§ EXERCISE BRIEF
Continue the passage below about the 1% manual tally of election ballots, picking up right after its final sentence.

And how do we, the public, know that they’ve done that without a thorough, independent audit?
RE: “If election officials had to wait until all mail and provisional ballots were to be included prior to conducting the 1% Manual Tally, the ability for election officials to take corrective action” (would be hampered by time constraints)
Nonsense. They would not have to wait. They would start the tally on the ballots that they already have, and then continue them with the ballots that come in.
RE: Concern #3: In the 2016 case of Lutz v Vu, Superior Court Judge Wohlfeil last fall agreed with the straightforward interpretation of the law, we must include all vote by mail ballots. The court did not address the overall interpretation and context of the existing language. The proposed language seeks to cure the ambiguity that gave rise to the question before the court.

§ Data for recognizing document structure

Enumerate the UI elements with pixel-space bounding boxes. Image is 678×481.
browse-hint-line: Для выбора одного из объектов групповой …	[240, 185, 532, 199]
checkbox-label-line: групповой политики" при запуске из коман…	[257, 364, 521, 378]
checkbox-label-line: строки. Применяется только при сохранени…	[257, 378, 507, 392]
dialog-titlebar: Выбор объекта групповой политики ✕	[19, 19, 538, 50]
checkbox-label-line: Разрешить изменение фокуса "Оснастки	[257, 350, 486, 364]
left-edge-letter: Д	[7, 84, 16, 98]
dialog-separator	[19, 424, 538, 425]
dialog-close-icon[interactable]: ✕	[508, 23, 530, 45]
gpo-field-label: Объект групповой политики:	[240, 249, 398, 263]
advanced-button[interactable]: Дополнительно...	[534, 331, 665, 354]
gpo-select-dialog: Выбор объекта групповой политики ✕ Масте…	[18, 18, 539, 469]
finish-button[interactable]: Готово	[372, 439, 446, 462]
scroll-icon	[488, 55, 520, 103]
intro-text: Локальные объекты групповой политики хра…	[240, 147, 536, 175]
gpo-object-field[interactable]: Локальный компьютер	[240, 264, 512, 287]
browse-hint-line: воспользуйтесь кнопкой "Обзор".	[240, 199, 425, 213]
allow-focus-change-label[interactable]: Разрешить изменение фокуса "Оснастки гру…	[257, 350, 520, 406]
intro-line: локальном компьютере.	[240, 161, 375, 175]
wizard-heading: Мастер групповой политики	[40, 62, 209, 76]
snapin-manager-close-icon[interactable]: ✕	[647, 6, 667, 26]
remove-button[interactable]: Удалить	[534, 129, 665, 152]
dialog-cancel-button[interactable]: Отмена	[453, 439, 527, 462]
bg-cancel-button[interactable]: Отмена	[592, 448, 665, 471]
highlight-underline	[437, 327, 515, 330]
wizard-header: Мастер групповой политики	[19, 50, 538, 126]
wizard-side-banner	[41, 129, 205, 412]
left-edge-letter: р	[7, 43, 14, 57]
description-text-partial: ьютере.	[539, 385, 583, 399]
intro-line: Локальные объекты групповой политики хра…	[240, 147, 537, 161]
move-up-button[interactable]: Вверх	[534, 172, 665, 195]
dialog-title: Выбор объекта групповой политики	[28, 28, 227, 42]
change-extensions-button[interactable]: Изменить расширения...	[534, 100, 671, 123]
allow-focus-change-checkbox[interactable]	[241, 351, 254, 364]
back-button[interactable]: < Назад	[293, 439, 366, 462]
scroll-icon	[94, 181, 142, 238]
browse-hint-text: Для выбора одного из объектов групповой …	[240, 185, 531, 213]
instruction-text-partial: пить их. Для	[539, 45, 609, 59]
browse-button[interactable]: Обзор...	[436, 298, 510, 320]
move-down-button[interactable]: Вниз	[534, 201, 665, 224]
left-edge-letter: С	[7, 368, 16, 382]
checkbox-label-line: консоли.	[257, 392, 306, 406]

§ RESPONSE AREA
I’m sorry Asm Quirk. This is spin from the registrars. You cite a concern that the judge “agreed with the straightforward interpretation of the law, we must include all votes by mail ballots”. “Straightforward” means that there was no ambiguity. The law means what it says, “we must include all votes by mail ballots”. In other words, the AB 840 is rewriting election law, not “clarifiying” it. Therefore, the Assembly Elections Committee must have an opportunity to review a radical change to the bill that they never saw.
RE: Amendments were made to the bill after consultation with the Secretary of State, County Election Officials and policy experts in the area.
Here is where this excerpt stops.